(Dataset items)
※

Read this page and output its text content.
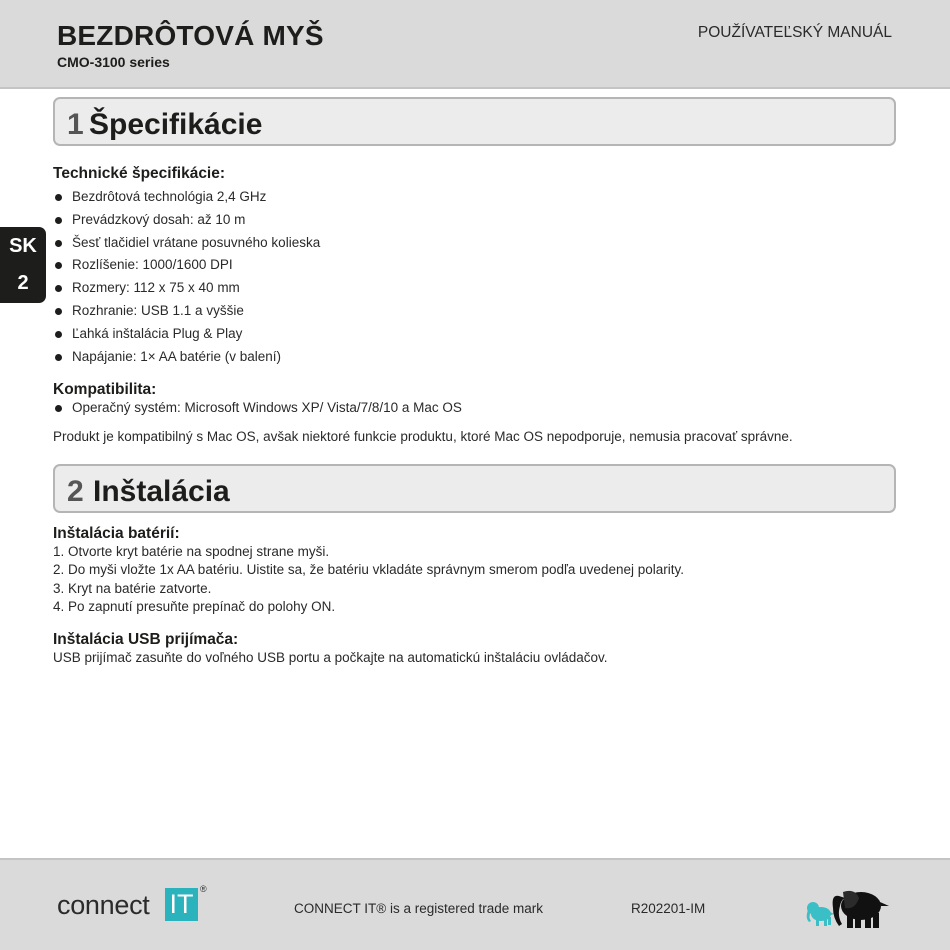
BEZDRÔTOVÁ MYŠ
CMO-3100 series
POUŽÍVATEĽSKÝ MANUÁL
SK
2
1 Špecifikácie
Technické špecifikácie:
Bezdrôtová technológia 2,4 GHz
Prevádzkový dosah: až 10 m
Šesť tlačidiel vrátane posuvného kolieska
Rozlíšenie: 1000/1600 DPI
Rozmery: 112 x 75 x 40 mm
Rozhranie: USB 1.1 a vyššie
Ľahká inštalácia Plug & Play
Napájanie: 1× AA batérie (v balení)
Kompatibilita:
Operačný systém: Microsoft Windows XP/ Vista/7/8/10 a Mac OS
Produkt je kompatibilný s Mac OS, avšak niektoré funkcie produktu, ktoré Mac OS nepodporuje, nemusia pracovať správne.
2 Inštalácia
Inštalácia batérií:
1. Otvorte kryt batérie na spodnej strane myši.
2. Do myši vložte 1x AA batériu. Uistite sa, že batériu vkladáte správnym smerom podľa uvedenej polarity.
3. Kryt na batérie zatvorte.
4. Po zapnutí presuňte prepínač do polohy ON.
Inštalácia USB prijímača:
USB prijímač zasuňte do voľného USB portu a počkajte na automatickú inštaláciu ovládačov.
connect IT ®
CONNECT IT® is a registered trade mark	R202201-IM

※

TASK TO COMPLETE: Extract every line above that contains the word "myši".

COMPLETED TASK:
1. Otvorte kryt batérie na spodnej strane myši.
2. Do myši vložte 1x AA batériu. Uistite sa, že batériu vkladáte správnym smerom podľa uvedenej polarity.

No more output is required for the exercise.